[PROBLEM DETAILS]: From the listing below, copy every line with the word "研究计划题".

-- Begin LISTING --

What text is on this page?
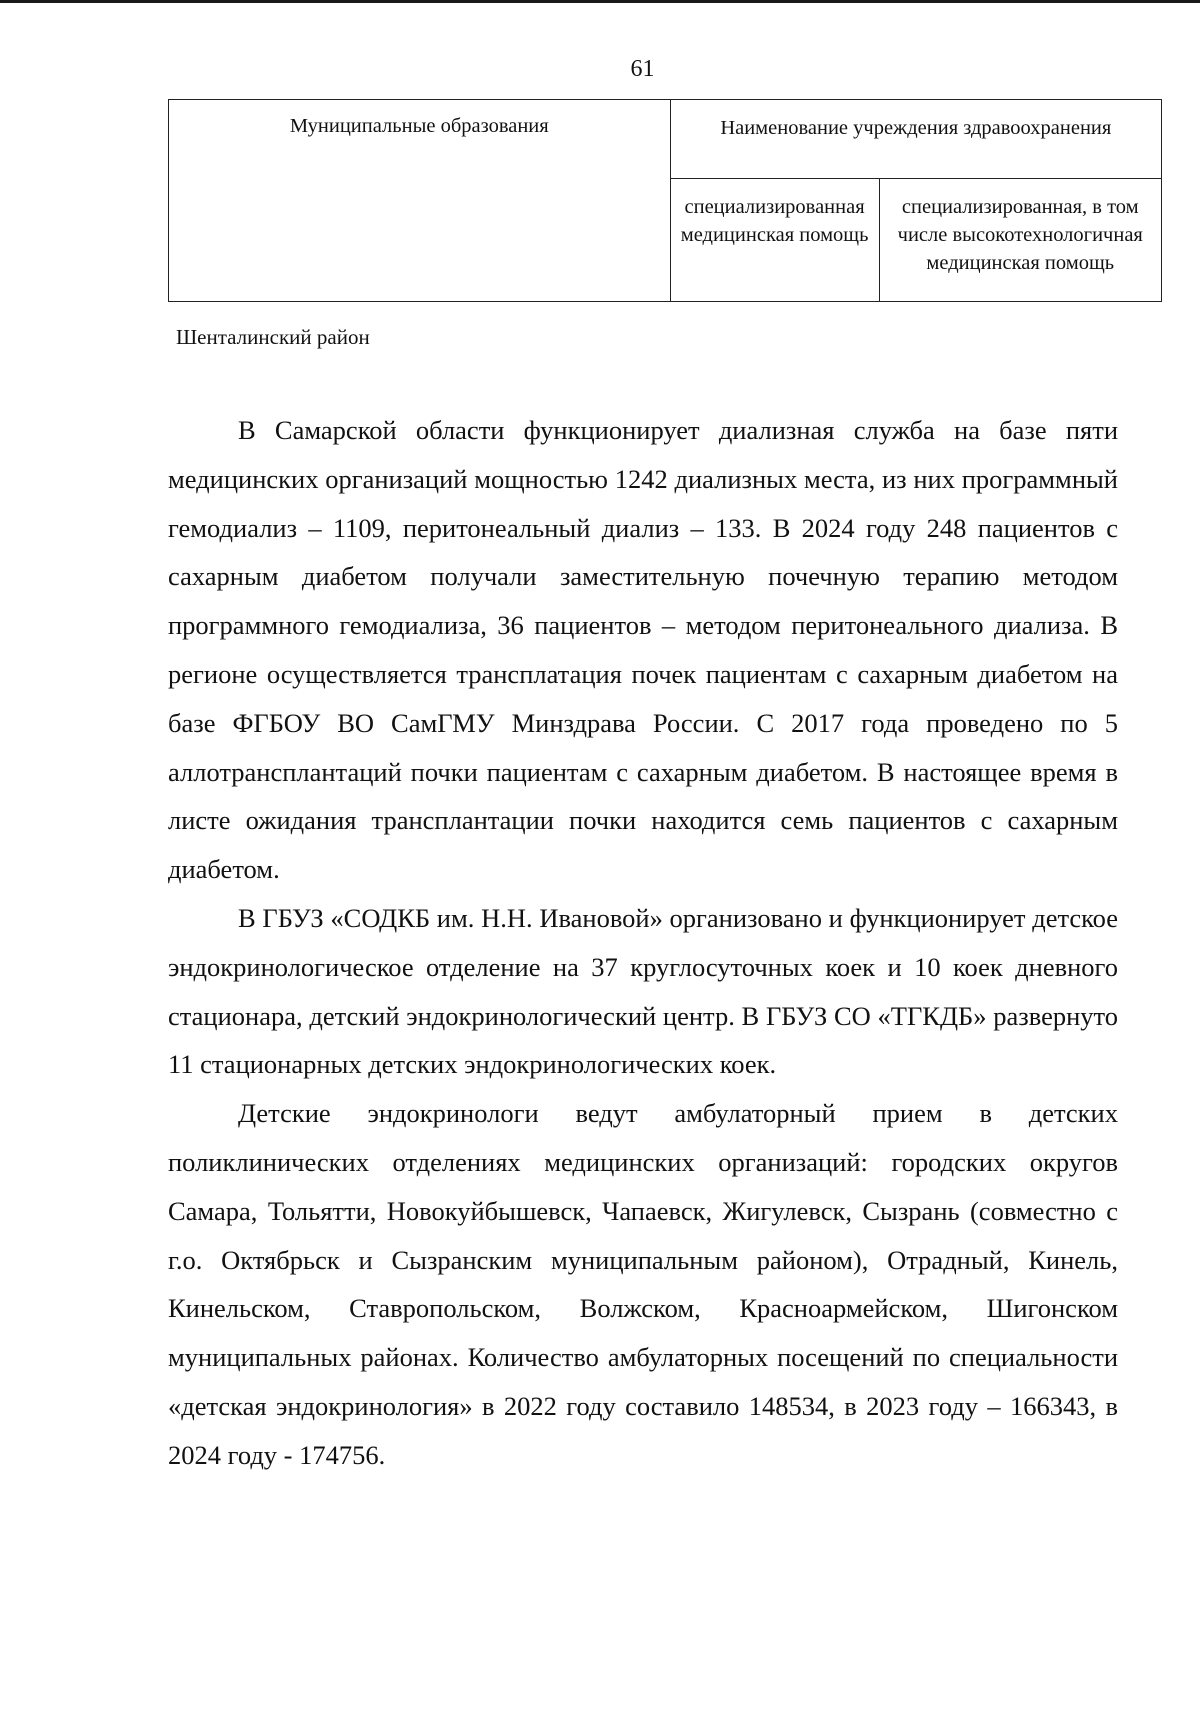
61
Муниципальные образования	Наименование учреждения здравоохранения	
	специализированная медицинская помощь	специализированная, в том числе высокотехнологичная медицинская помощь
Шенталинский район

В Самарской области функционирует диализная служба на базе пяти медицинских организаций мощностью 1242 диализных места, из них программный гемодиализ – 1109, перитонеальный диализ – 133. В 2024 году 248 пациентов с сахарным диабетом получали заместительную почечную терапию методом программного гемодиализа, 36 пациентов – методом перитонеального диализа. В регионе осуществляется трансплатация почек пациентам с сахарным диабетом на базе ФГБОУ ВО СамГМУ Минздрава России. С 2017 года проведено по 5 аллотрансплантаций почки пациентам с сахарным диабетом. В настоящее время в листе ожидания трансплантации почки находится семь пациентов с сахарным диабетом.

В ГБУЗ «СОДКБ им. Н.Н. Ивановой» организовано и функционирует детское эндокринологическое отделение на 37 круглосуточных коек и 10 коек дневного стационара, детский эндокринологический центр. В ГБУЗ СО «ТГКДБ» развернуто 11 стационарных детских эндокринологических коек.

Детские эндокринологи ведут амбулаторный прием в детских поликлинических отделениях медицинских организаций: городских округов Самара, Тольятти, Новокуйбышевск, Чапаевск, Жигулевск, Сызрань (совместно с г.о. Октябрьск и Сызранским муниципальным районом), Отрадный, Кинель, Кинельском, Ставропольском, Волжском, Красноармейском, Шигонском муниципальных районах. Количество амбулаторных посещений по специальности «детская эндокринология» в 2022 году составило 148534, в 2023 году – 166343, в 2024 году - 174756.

-- End LISTING --
-- Begin LISTING --

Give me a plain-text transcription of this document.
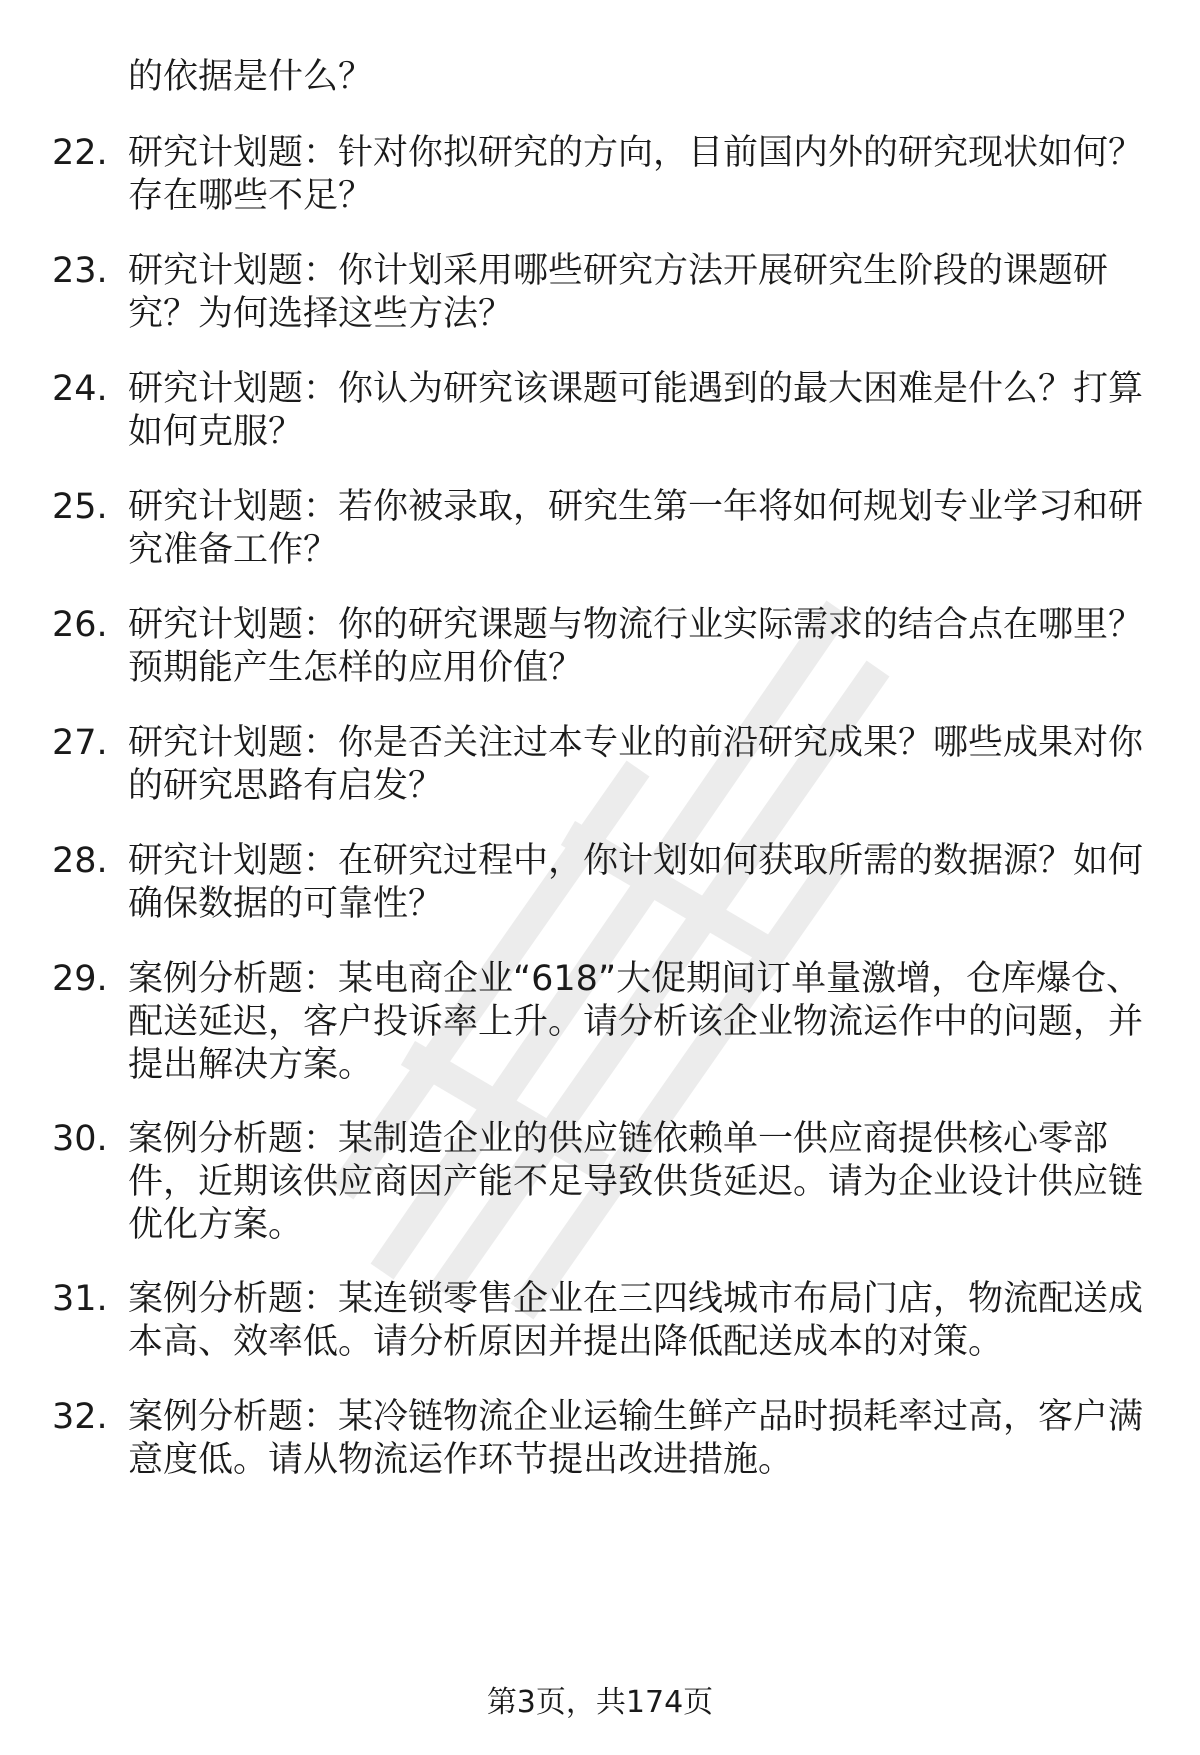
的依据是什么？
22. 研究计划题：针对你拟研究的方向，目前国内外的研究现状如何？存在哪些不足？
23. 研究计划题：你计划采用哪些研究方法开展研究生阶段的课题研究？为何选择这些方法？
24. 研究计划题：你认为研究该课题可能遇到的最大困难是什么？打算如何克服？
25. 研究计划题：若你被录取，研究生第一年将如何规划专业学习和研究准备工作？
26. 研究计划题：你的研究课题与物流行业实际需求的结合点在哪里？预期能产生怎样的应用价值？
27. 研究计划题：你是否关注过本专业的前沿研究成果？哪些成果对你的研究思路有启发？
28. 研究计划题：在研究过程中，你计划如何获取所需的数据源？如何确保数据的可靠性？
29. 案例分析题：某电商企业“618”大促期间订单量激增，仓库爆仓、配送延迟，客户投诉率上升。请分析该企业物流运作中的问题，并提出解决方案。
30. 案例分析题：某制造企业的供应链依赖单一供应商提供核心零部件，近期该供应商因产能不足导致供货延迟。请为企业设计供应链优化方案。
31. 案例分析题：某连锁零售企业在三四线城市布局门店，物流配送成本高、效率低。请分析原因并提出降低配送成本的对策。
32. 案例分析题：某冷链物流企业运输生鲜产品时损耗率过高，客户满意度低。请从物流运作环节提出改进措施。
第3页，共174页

-- End LISTING --

[WORKED ANSWER]:
22. 研究计划题：针对你拟研究的方向，目前国内外的研究现状如何？存在哪些不足？
23. 研究计划题：你计划采用哪些研究方法开展研究生阶段的课题研究？为何选择这些方法？
24. 研究计划题：你认为研究该课题可能遇到的最大困难是什么？打算如何克服？
25. 研究计划题：若你被录取，研究生第一年将如何规划专业学习和研究准备工作？
26. 研究计划题：你的研究课题与物流行业实际需求的结合点在哪里？预期能产生怎样的应用价值？
27. 研究计划题：你是否关注过本专业的前沿研究成果？哪些成果对你的研究思路有启发？
28. 研究计划题：在研究过程中，你计划如何获取所需的数据源？如何确保数据的可靠性？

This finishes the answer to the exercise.